▶ Objective: Without including any images, reproduce each entry exactly.

▶ Source material:
== == ==
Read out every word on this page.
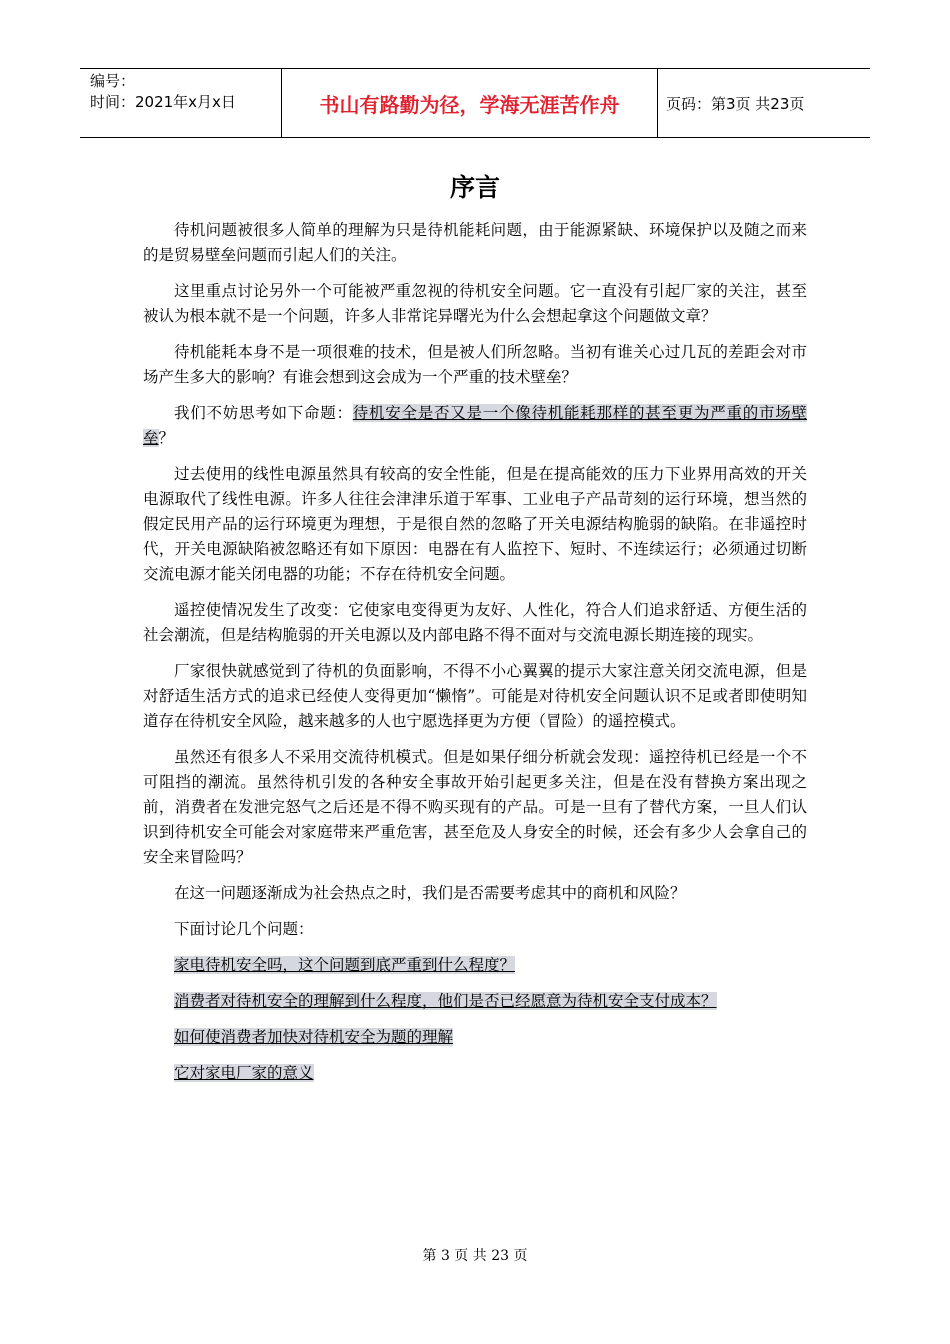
编号：
时间：2021年x月x日	书山有路勤为径，学海无涯苦作舟	页码：第3页 共23页
序言

待机问题被很多人简单的理解为只是待机能耗问题，由于能源紧缺、环境保护以及随之而来的是贸易壁垒问题而引起人们的关注。

这里重点讨论另外一个可能被严重忽视的待机安全问题。它一直没有引起厂家的关注，甚至被认为根本就不是一个问题，许多人非常诧异曙光为什么会想起拿这个问题做文章？

待机能耗本身不是一项很难的技术，但是被人们所忽略。当初有谁关心过几瓦的差距会对市场产生多大的影响？有谁会想到这会成为一个严重的技术壁垒？

我们不妨思考如下命题：待机安全是否又是一个像待机能耗那样的甚至更为严重的市场壁垒？

过去使用的线性电源虽然具有较高的安全性能，但是在提高能效的压力下业界用高效的开关电源取代了线性电源。许多人往往会津津乐道于军事、工业电子产品苛刻的运行环境，想当然的假定民用产品的运行环境更为理想，于是很自然的忽略了开关电源结构脆弱的缺陷。在非遥控时代，开关电源缺陷被忽略还有如下原因：电器在有人监控下、短时、不连续运行；必须通过切断交流电源才能关闭电器的功能；不存在待机安全问题。

遥控使情况发生了改变：它使家电变得更为友好、人性化，符合人们追求舒适、方便生活的社会潮流，但是结构脆弱的开关电源以及内部电路不得不面对与交流电源长期连接的现实。

厂家很快就感觉到了待机的负面影响，不得不小心翼翼的提示大家注意关闭交流电源，但是对舒适生活方式的追求已经使人变得更加“懒惰”。可能是对待机安全问题认识不足或者即使明知道存在待机安全风险，越来越多的人也宁愿选择更为方便（冒险）的遥控模式。

虽然还有很多人不采用交流待机模式。但是如果仔细分析就会发现：遥控待机已经是一个不可阻挡的潮流。虽然待机引发的各种安全事故开始引起更多关注，但是在没有替换方案出现之前，消费者在发泄完怒气之后还是不得不购买现有的产品。可是一旦有了替代方案，一旦人们认识到待机安全可能会对家庭带来严重危害，甚至危及人身安全的时候，还会有多少人会拿自己的安全来冒险吗？

在这一问题逐渐成为社会热点之时，我们是否需要考虑其中的商机和风险？

下面讨论几个问题：

家电待机安全吗，这个问题到底严重到什么程度？
消费者对待机安全的理解到什么程度，他们是否已经愿意为待机安全支付成本？
如何使消费者加快对待机安全为题的理解
它对家电厂家的意义
第 3 页 共 23 页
== == ==
▶ Answer below:
Read out every word on this page.
编号：
时间：2021年x月x日	书山有路勤为径，学海无涯苦作舟	页码：第3页 共23页
序言

待机问题被很多人简单的理解为只是待机能耗问题，由于能源紧缺、环境保护以及随之而来的是贸易壁垒问题而引起人们的关注。

这里重点讨论另外一个可能被严重忽视的待机安全问题。它一直没有引起厂家的关注，甚至被认为根本就不是一个问题，许多人非常诧异曙光为什么会想起拿这个问题做文章？

待机能耗本身不是一项很难的技术，但是被人们所忽略。当初有谁关心过几瓦的差距会对市场产生多大的影响？有谁会想到这会成为一个严重的技术壁垒？

我们不妨思考如下命题：待机安全是否又是一个像待机能耗那样的甚至更为严重的市场壁垒？

过去使用的线性电源虽然具有较高的安全性能，但是在提高能效的压力下业界用高效的开关电源取代了线性电源。许多人往往会津津乐道于军事、工业电子产品苛刻的运行环境，想当然的假定民用产品的运行环境更为理想，于是很自然的忽略了开关电源结构脆弱的缺陷。在非遥控时代，开关电源缺陷被忽略还有如下原因：电器在有人监控下、短时、不连续运行；必须通过切断交流电源才能关闭电器的功能；不存在待机安全问题。

遥控使情况发生了改变：它使家电变得更为友好、人性化，符合人们追求舒适、方便生活的社会潮流，但是结构脆弱的开关电源以及内部电路不得不面对与交流电源长期连接的现实。

厂家很快就感觉到了待机的负面影响，不得不小心翼翼的提示大家注意关闭交流电源，但是对舒适生活方式的追求已经使人变得更加“懒惰”。可能是对待机安全问题认识不足或者即使明知道存在待机安全风险，越来越多的人也宁愿选择更为方便（冒险）的遥控模式。

虽然还有很多人不采用交流待机模式。但是如果仔细分析就会发现：遥控待机已经是一个不可阻挡的潮流。虽然待机引发的各种安全事故开始引起更多关注，但是在没有替换方案出现之前，消费者在发泄完怒气之后还是不得不购买现有的产品。可是一旦有了替代方案，一旦人们认识到待机安全可能会对家庭带来严重危害，甚至危及人身安全的时候，还会有多少人会拿自己的安全来冒险吗？

在这一问题逐渐成为社会热点之时，我们是否需要考虑其中的商机和风险？

下面讨论几个问题：

家电待机安全吗，这个问题到底严重到什么程度？
消费者对待机安全的理解到什么程度，他们是否已经愿意为待机安全支付成本？
如何使消费者加快对待机安全为题的理解
它对家电厂家的意义
第 3 页 共 23 页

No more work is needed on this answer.